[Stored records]
========================================================================
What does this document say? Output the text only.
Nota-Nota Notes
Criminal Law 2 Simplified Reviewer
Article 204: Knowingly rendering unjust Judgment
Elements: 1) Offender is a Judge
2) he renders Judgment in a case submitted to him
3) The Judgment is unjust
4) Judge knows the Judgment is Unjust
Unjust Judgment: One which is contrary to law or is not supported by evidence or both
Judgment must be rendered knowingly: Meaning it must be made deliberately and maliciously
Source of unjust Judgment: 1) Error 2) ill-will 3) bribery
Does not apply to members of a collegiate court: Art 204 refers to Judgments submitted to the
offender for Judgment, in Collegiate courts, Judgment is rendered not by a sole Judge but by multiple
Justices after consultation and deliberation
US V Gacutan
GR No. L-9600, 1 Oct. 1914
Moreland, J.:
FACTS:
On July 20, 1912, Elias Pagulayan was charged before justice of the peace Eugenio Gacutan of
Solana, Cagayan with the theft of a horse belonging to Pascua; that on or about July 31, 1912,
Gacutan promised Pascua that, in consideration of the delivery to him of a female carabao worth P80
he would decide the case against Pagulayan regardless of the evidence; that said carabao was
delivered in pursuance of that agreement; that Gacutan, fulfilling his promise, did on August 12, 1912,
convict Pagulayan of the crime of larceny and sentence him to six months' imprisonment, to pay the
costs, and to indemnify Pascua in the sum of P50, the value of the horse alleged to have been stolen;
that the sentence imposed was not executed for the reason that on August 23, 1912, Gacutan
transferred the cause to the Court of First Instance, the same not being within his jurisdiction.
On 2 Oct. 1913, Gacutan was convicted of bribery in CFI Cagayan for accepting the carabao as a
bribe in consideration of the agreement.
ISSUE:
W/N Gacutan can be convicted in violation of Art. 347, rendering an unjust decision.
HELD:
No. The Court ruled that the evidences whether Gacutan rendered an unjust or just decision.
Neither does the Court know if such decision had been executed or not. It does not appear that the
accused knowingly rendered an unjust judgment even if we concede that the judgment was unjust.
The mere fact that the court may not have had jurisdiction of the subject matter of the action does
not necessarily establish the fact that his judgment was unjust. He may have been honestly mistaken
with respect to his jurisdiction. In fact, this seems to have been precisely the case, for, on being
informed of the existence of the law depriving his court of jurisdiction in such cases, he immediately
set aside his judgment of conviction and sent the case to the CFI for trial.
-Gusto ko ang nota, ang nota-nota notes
========================================================================
__Exercise aim__
Keep only those lines of the records that hold "this", and return them.

__Result__
What does this document say? Output the text only.
with respect to his jurisdiction. In fact, this seems to have been precisely the case, for, on being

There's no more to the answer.